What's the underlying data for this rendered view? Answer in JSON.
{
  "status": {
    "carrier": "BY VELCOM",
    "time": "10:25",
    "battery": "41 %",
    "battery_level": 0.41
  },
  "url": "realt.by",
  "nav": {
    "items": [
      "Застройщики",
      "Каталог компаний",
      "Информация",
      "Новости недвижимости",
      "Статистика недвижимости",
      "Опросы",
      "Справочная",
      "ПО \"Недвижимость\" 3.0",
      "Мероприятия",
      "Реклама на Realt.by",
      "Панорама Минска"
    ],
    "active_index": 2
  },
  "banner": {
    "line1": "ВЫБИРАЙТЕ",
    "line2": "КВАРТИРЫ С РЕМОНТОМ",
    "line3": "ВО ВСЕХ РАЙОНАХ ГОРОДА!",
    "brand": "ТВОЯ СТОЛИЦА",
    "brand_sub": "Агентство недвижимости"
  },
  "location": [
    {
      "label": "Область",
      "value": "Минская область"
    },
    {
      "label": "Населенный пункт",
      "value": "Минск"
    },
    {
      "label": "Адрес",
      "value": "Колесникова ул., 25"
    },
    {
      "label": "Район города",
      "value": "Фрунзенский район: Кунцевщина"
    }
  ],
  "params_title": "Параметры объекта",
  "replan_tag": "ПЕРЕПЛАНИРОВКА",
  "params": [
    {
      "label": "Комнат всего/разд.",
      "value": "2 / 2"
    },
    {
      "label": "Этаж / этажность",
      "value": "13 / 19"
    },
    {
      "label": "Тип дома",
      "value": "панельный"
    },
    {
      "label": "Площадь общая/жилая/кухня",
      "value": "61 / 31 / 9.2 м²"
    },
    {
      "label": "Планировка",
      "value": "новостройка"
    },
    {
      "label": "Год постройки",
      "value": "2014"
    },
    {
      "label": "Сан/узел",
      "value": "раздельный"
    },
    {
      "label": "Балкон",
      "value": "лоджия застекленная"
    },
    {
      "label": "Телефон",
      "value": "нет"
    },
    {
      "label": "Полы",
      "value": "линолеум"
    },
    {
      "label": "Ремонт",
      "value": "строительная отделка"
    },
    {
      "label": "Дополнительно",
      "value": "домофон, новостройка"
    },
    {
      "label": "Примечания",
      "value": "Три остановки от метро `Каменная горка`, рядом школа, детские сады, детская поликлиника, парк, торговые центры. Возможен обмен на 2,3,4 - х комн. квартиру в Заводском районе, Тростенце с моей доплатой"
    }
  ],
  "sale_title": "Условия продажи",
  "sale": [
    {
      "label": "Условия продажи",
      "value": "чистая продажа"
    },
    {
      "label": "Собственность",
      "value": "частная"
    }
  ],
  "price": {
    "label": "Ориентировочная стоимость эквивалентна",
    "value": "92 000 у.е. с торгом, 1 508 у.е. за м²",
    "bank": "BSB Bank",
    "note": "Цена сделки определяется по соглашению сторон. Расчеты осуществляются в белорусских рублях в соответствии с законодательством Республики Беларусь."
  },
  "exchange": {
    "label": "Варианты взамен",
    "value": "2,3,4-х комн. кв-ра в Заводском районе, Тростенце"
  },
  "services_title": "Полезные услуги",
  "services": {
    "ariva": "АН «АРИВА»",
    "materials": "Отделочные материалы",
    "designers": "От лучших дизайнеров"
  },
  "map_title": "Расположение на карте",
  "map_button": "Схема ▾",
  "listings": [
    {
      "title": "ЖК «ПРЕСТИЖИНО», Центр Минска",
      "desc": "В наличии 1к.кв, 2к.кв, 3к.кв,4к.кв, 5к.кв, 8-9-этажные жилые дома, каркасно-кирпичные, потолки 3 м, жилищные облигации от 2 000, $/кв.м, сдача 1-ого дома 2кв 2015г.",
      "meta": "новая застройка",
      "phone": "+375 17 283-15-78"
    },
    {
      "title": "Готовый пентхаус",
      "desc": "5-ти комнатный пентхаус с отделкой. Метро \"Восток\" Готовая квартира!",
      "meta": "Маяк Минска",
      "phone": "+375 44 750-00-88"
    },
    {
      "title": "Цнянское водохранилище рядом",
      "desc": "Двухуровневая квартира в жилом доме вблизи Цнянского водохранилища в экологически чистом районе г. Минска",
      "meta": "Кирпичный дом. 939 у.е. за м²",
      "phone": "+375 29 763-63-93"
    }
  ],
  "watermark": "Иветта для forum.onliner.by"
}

Written exercise
Repeat the data precisely, line by line.

Exercise output
What's the underlying data for this rendered view? Answer in JSON.
{
  "status": {
    "carrier": "BY VELCOM",
    "time": "10:25",
    "battery": "41 %",
    "battery_level": 0.41
  },
  "url": "realt.by",
  "nav": {
    "items": [
      "Застройщики",
      "Каталог компаний",
      "Информация",
      "Новости недвижимости",
      "Статистика недвижимости",
      "Опросы",
      "Справочная",
      "ПО \"Недвижимость\" 3.0",
      "Мероприятия",
      "Реклама на Realt.by",
      "Панорама Минска"
    ],
    "active_index": 2
  },
  "banner": {
    "line1": "ВЫБИРАЙТЕ",
    "line2": "КВАРТИРЫ С РЕМОНТОМ",
    "line3": "ВО ВСЕХ РАЙОНАХ ГОРОДА!",
    "brand": "ТВОЯ СТОЛИЦА",
    "brand_sub": "Агентство недвижимости"
  },
  "location": [
    {
      "label": "Область",
      "value": "Минская область"
    },
    {
      "label": "Населенный пункт",
      "value": "Минск"
    },
    {
      "label": "Адрес",
      "value": "Колесникова ул., 25"
    },
    {
      "label": "Район города",
      "value": "Фрунзенский район: Кунцевщина"
    }
  ],
  "params_title": "Параметры объекта",
  "replan_tag": "ПЕРЕПЛАНИРОВКА",
  "params": [
    {
      "label": "Комнат всего/разд.",
      "value": "2 / 2"
    },
    {
      "label": "Этаж / этажность",
      "value": "13 / 19"
    },
    {
      "label": "Тип дома",
      "value": "панельный"
    },
    {
      "label": "Площадь общая/жилая/кухня",
      "value": "61 / 31 / 9.2 м²"
    },
    {
      "label": "Планировка",
      "value": "новостройка"
    },
    {
      "label": "Год постройки",
      "value": "2014"
    },
    {
      "label": "Сан/узел",
      "value": "раздельный"
    },
    {
      "label": "Балкон",
      "value": "лоджия застекленная"
    },
    {
      "label": "Телефон",
      "value": "нет"
    },
    {
      "label": "Полы",
      "value": "линолеум"
    },
    {
      "label": "Ремонт",
      "value": "строительная отделка"
    },
    {
      "label": "Дополнительно",
      "value": "домофон, новостройка"
    },
    {
      "label": "Примечания",
      "value": "Три остановки от метро `Каменная горка`, рядом школа, детские сады, детская поликлиника, парк, торговые центры. Возможен обмен на 2,3,4 - х комн. квартиру в Заводском районе, Тростенце с моей доплатой"
    }
  ],
  "sale_title": "Условия продажи",
  "sale": [
    {
      "label": "Условия продажи",
      "value": "чистая продажа"
    },
    {
      "label": "Собственность",
      "value": "частная"
    }
  ],
  "price": {
    "label": "Ориентировочная стоимость эквивалентна",
    "value": "92 000 у.е. с торгом, 1 508 у.е. за м²",
    "bank": "BSB Bank",
    "note": "Цена сделки определяется по соглашению сторон. Расчеты осуществляются в белорусских рублях в соответствии с законодательством Республики Беларусь."
  },
  "exchange": {
    "label": "Варианты взамен",
    "value": "2,3,4-х комн. кв-ра в Заводском районе, Тростенце"
  },
  "services_title": "Полезные услуги",
  "services": {
    "ariva": "АН «АРИВА»",
    "materials": "Отделочные материалы",
    "designers": "От лучших дизайнеров"
  },
  "map_title": "Расположение на карте",
  "map_button": "Схема ▾",
  "listings": [
    {
      "title": "ЖК «ПРЕСТИЖИНО», Центр Минска",
      "desc": "В наличии 1к.кв, 2к.кв, 3к.кв,4к.кв, 5к.кв, 8-9-этажные жилые дома, каркасно-кирпичные, потолки 3 м, жилищные облигации от 2 000, $/кв.м, сдача 1-ого дома 2кв 2015г.",
      "meta": "новая застройка",
      "phone": "+375 17 283-15-78"
    },
    {
      "title": "Готовый пентхаус",
      "desc": "5-ти комнатный пентхаус с отделкой. Метро \"Восток\" Готовая квартира!",
      "meta": "Маяк Минска",
      "phone": "+375 44 750-00-88"
    },
    {
      "title": "Цнянское водохранилище рядом",
      "desc": "Двухуровневая квартира в жилом доме вблизи Цнянского водохранилища в экологически чистом районе г. Минска",
      "meta": "Кирпичный дом. 939 у.е. за м²",
      "phone": "+375 29 763-63-93"
    }
  ],
  "watermark": "Иветта для forum.onliner.by"
}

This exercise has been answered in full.